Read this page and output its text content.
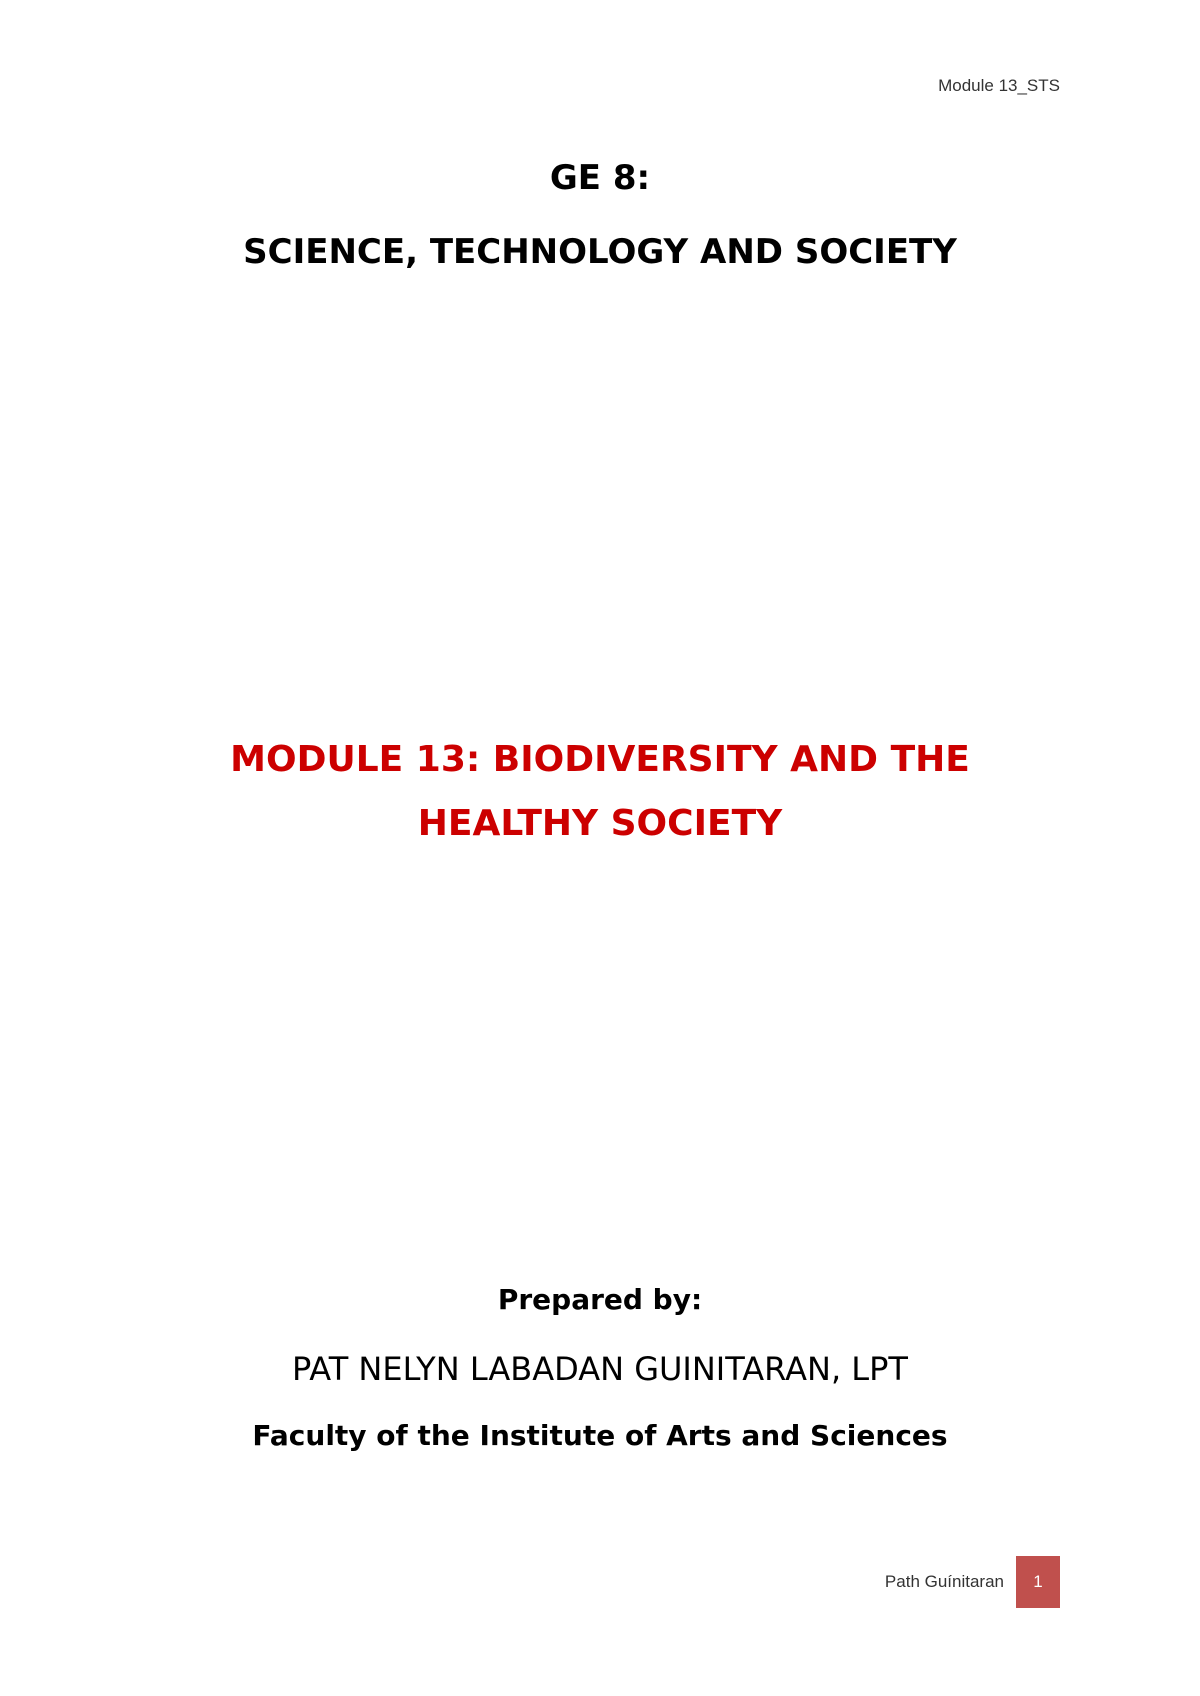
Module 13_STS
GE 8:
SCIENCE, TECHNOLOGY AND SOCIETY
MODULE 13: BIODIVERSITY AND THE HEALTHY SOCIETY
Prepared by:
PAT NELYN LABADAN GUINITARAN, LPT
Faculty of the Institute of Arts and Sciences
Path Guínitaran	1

- - - -

-- Work to complete --
Check the data for the word "SOCIETY" and pull out the lines that have it.

-- Written response --
SCIENCE, TECHNOLOGY AND SOCIETY
MODULE 13: BIODIVERSITY AND THE HEALTHY SOCIETY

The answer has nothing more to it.